* [Instructions to follow]:
State how many lines in the records hold the word "ylabel", giving the number and no other text.

* [Records shown]:
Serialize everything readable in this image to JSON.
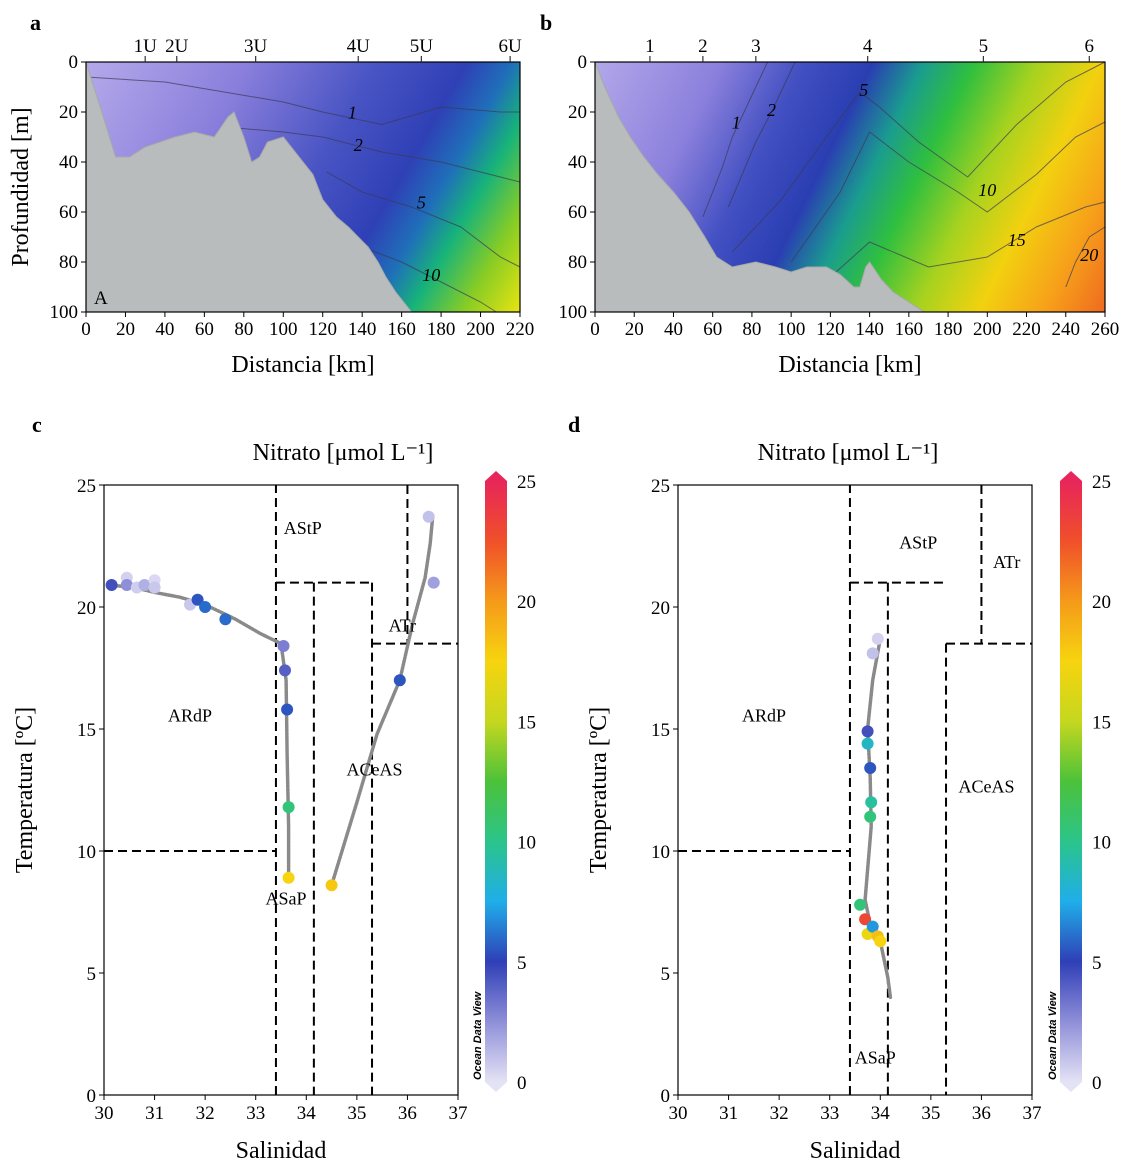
{
  "chart_data": [
    {
      "panel": "a",
      "type": "heatmap",
      "xlabel": "Distancia [km]",
      "ylabel": "Profundidad [m]",
      "xlim": [
        0,
        220
      ],
      "ylim": [
        100,
        0
      ],
      "xticks": [
        0,
        20,
        40,
        60,
        80,
        100,
        120,
        140,
        160,
        180,
        200,
        220
      ],
      "yticks": [
        0,
        20,
        40,
        60,
        80,
        100
      ],
      "stations": [
        {
          "label": "1U",
          "x": 30
        },
        {
          "label": "2U",
          "x": 46
        },
        {
          "label": "3U",
          "x": 86
        },
        {
          "label": "4U",
          "x": 138
        },
        {
          "label": "5U",
          "x": 170
        },
        {
          "label": "6U",
          "x": 215
        }
      ],
      "contour_labels": [
        {
          "text": "1",
          "x": 135,
          "y": 21
        },
        {
          "text": "2",
          "x": 138,
          "y": 34
        },
        {
          "text": "5",
          "x": 170,
          "y": 57
        },
        {
          "text": "10",
          "x": 175,
          "y": 86
        }
      ],
      "corner_label": "A",
      "bathymetry": [
        [
          0,
          0
        ],
        [
          8,
          20
        ],
        [
          15,
          38
        ],
        [
          22,
          38
        ],
        [
          30,
          34
        ],
        [
          45,
          30
        ],
        [
          55,
          28
        ],
        [
          65,
          30
        ],
        [
          72,
          22
        ],
        [
          75,
          20
        ],
        [
          80,
          30
        ],
        [
          84,
          40
        ],
        [
          88,
          38
        ],
        [
          92,
          32
        ],
        [
          100,
          30
        ],
        [
          108,
          38
        ],
        [
          115,
          45
        ],
        [
          120,
          55
        ],
        [
          127,
          62
        ],
        [
          133,
          66
        ],
        [
          138,
          70
        ],
        [
          143,
          74
        ],
        [
          148,
          80
        ],
        [
          152,
          86
        ],
        [
          157,
          92
        ],
        [
          162,
          97
        ],
        [
          165,
          100
        ],
        [
          0,
          100
        ]
      ]
    },
    {
      "panel": "b",
      "type": "heatmap",
      "xlabel": "Distancia [km]",
      "ylabel": "",
      "xlim": [
        0,
        260
      ],
      "ylim": [
        100,
        0
      ],
      "xticks": [
        0,
        20,
        40,
        60,
        80,
        100,
        120,
        140,
        160,
        180,
        200,
        220,
        240,
        260
      ],
      "yticks": [
        0,
        20,
        40,
        60,
        80,
        100
      ],
      "stations": [
        {
          "label": "1",
          "x": 28
        },
        {
          "label": "2",
          "x": 55
        },
        {
          "label": "3",
          "x": 82
        },
        {
          "label": "4",
          "x": 139
        },
        {
          "label": "5",
          "x": 198
        },
        {
          "label": "6",
          "x": 252
        }
      ],
      "contour_labels": [
        {
          "text": "1",
          "x": 72,
          "y": 25
        },
        {
          "text": "2",
          "x": 90,
          "y": 20
        },
        {
          "text": "5",
          "x": 137,
          "y": 12
        },
        {
          "text": "10",
          "x": 200,
          "y": 52
        },
        {
          "text": "15",
          "x": 215,
          "y": 72
        },
        {
          "text": "20",
          "x": 252,
          "y": 78
        }
      ],
      "bathymetry": [
        [
          0,
          0
        ],
        [
          5,
          10
        ],
        [
          12,
          22
        ],
        [
          18,
          30
        ],
        [
          25,
          38
        ],
        [
          32,
          45
        ],
        [
          40,
          52
        ],
        [
          48,
          60
        ],
        [
          56,
          70
        ],
        [
          62,
          78
        ],
        [
          70,
          82
        ],
        [
          82,
          80
        ],
        [
          92,
          82
        ],
        [
          100,
          84
        ],
        [
          108,
          82
        ],
        [
          118,
          82
        ],
        [
          125,
          85
        ],
        [
          132,
          90
        ],
        [
          135,
          90
        ],
        [
          138,
          82
        ],
        [
          140,
          80
        ],
        [
          146,
          87
        ],
        [
          152,
          92
        ],
        [
          160,
          96
        ],
        [
          168,
          100
        ],
        [
          0,
          100
        ]
      ]
    },
    {
      "panel": "c",
      "type": "scatter",
      "title": "Nitrato [μmol L⁻¹]",
      "xlabel": "Salinidad",
      "ylabel": "Temperatura [ºC]",
      "xlim": [
        30,
        37
      ],
      "ylim": [
        0,
        25
      ],
      "xticks": [
        30,
        31,
        32,
        33,
        34,
        35,
        36,
        37
      ],
      "yticks": [
        0,
        5,
        10,
        15,
        20,
        25
      ],
      "colorbar": {
        "min": 0,
        "max": 25,
        "ticks": [
          0,
          5,
          10,
          15,
          20,
          25
        ],
        "watermark": "Ocean Data View"
      },
      "water_masses": [
        {
          "label": "AStP",
          "x": 33.93,
          "y": 23.0
        },
        {
          "label": "ATr",
          "x": 35.9,
          "y": 19.0
        },
        {
          "label": "ARdP",
          "x": 31.7,
          "y": 15.3
        },
        {
          "label": "ACeAS",
          "x": 35.35,
          "y": 13.1
        },
        {
          "label": "ASaP",
          "x": 33.6,
          "y": 7.8
        }
      ],
      "boundaries": [
        [
          [
            33.4,
            0
          ],
          [
            33.4,
            25
          ]
        ],
        [
          [
            36.0,
            25
          ],
          [
            36.0,
            18.5
          ]
        ],
        [
          [
            33.4,
            21.0
          ],
          [
            35.3,
            21.0
          ]
        ],
        [
          [
            34.15,
            21.0
          ],
          [
            34.15,
            0
          ]
        ],
        [
          [
            35.3,
            21.0
          ],
          [
            35.3,
            0
          ]
        ],
        [
          [
            35.3,
            18.5
          ],
          [
            37.0,
            18.5
          ]
        ],
        [
          [
            30.0,
            10.0
          ],
          [
            33.4,
            10.0
          ]
        ]
      ],
      "trace": [
        [
          [
            30.1,
            20.9
          ],
          [
            30.6,
            20.8
          ],
          [
            31.0,
            20.6
          ],
          [
            31.5,
            20.4
          ],
          [
            32.0,
            20.1
          ],
          [
            32.6,
            19.5
          ],
          [
            33.1,
            18.9
          ],
          [
            33.5,
            18.5
          ],
          [
            33.6,
            17.0
          ],
          [
            33.62,
            14.0
          ],
          [
            33.65,
            11.0
          ],
          [
            33.65,
            8.9
          ]
        ],
        [
          [
            34.5,
            8.6
          ],
          [
            35.0,
            12.0
          ],
          [
            35.4,
            14.8
          ],
          [
            35.85,
            17.0
          ],
          [
            36.1,
            19.3
          ],
          [
            36.35,
            21.2
          ],
          [
            36.45,
            22.6
          ],
          [
            36.5,
            23.7
          ]
        ]
      ],
      "points": [
        {
          "s": 30.15,
          "t": 20.9,
          "no3": 4.5
        },
        {
          "s": 30.45,
          "t": 21.2,
          "no3": 0.5
        },
        {
          "s": 30.45,
          "t": 20.9,
          "no3": 2.5
        },
        {
          "s": 30.65,
          "t": 20.8,
          "no3": 0.6
        },
        {
          "s": 30.8,
          "t": 20.9,
          "no3": 1.5
        },
        {
          "s": 31.0,
          "t": 21.1,
          "no3": 0.3
        },
        {
          "s": 31.0,
          "t": 20.8,
          "no3": 0.8
        },
        {
          "s": 31.7,
          "t": 20.1,
          "no3": 0.8
        },
        {
          "s": 31.85,
          "t": 20.3,
          "no3": 5.5
        },
        {
          "s": 32.0,
          "t": 20.0,
          "no3": 6.0
        },
        {
          "s": 32.4,
          "t": 19.5,
          "no3": 6.0
        },
        {
          "s": 33.55,
          "t": 18.4,
          "no3": 3.0
        },
        {
          "s": 33.58,
          "t": 17.4,
          "no3": 4.0
        },
        {
          "s": 33.62,
          "t": 15.8,
          "no3": 5.5
        },
        {
          "s": 33.65,
          "t": 11.8,
          "no3": 10.5
        },
        {
          "s": 33.65,
          "t": 8.9,
          "no3": 17.5
        },
        {
          "s": 34.5,
          "t": 8.6,
          "no3": 18.0
        },
        {
          "s": 35.85,
          "t": 17.0,
          "no3": 5.5
        },
        {
          "s": 36.42,
          "t": 23.7,
          "no3": 1.0
        },
        {
          "s": 36.52,
          "t": 21.0,
          "no3": 2.0
        }
      ]
    },
    {
      "panel": "d",
      "type": "scatter",
      "title": "Nitrato [μmol L⁻¹]",
      "xlabel": "Salinidad",
      "ylabel": "Temperatura [ºC]",
      "xlim": [
        30,
        37
      ],
      "ylim": [
        0,
        25
      ],
      "xticks": [
        30,
        31,
        32,
        33,
        34,
        35,
        36,
        37
      ],
      "yticks": [
        0,
        5,
        10,
        15,
        20,
        25
      ],
      "colorbar": {
        "min": 0,
        "max": 25,
        "ticks": [
          0,
          5,
          10,
          15,
          20,
          25
        ],
        "watermark": "Ocean Data View"
      },
      "water_masses": [
        {
          "label": "AStP",
          "x": 34.75,
          "y": 22.4
        },
        {
          "label": "ATr",
          "x": 36.5,
          "y": 21.6
        },
        {
          "label": "ARdP",
          "x": 31.7,
          "y": 15.3
        },
        {
          "label": "ACeAS",
          "x": 36.1,
          "y": 12.4
        },
        {
          "label": "ASaP",
          "x": 33.9,
          "y": 1.3
        }
      ],
      "boundaries": [
        [
          [
            33.4,
            0
          ],
          [
            33.4,
            25
          ]
        ],
        [
          [
            36.0,
            25
          ],
          [
            36.0,
            18.5
          ]
        ],
        [
          [
            33.4,
            21.0
          ],
          [
            35.3,
            21.0
          ]
        ],
        [
          [
            34.15,
            21.0
          ],
          [
            34.15,
            0
          ]
        ],
        [
          [
            35.3,
            18.5
          ],
          [
            35.3,
            0
          ]
        ],
        [
          [
            35.3,
            18.5
          ],
          [
            37.0,
            18.5
          ]
        ],
        [
          [
            30.0,
            10.0
          ],
          [
            33.4,
            10.0
          ]
        ]
      ],
      "trace": [
        [
          [
            34.0,
            18.7
          ],
          [
            33.85,
            17.0
          ],
          [
            33.75,
            15.0
          ],
          [
            33.8,
            13.0
          ],
          [
            33.82,
            11.0
          ],
          [
            33.7,
            8.0
          ],
          [
            33.8,
            7.0
          ],
          [
            34.0,
            6.3
          ],
          [
            34.15,
            4.8
          ],
          [
            34.2,
            4.0
          ]
        ]
      ],
      "points": [
        {
          "s": 33.95,
          "t": 18.7,
          "no3": 0.5
        },
        {
          "s": 33.85,
          "t": 18.1,
          "no3": 1.0
        },
        {
          "s": 33.75,
          "t": 14.9,
          "no3": 4.5
        },
        {
          "s": 33.75,
          "t": 14.4,
          "no3": 8.5
        },
        {
          "s": 33.8,
          "t": 13.4,
          "no3": 5.5
        },
        {
          "s": 33.82,
          "t": 12.0,
          "no3": 9.5
        },
        {
          "s": 33.8,
          "t": 11.4,
          "no3": 10.5
        },
        {
          "s": 33.6,
          "t": 7.8,
          "no3": 10.5
        },
        {
          "s": 33.7,
          "t": 7.2,
          "no3": 23.0
        },
        {
          "s": 33.75,
          "t": 6.6,
          "no3": 17.0
        },
        {
          "s": 33.85,
          "t": 6.9,
          "no3": 7.0
        },
        {
          "s": 33.95,
          "t": 6.5,
          "no3": 18.5
        },
        {
          "s": 34.0,
          "t": 6.3,
          "no3": 17.5
        }
      ]
    }
  ]
}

* [Complete answer]:
4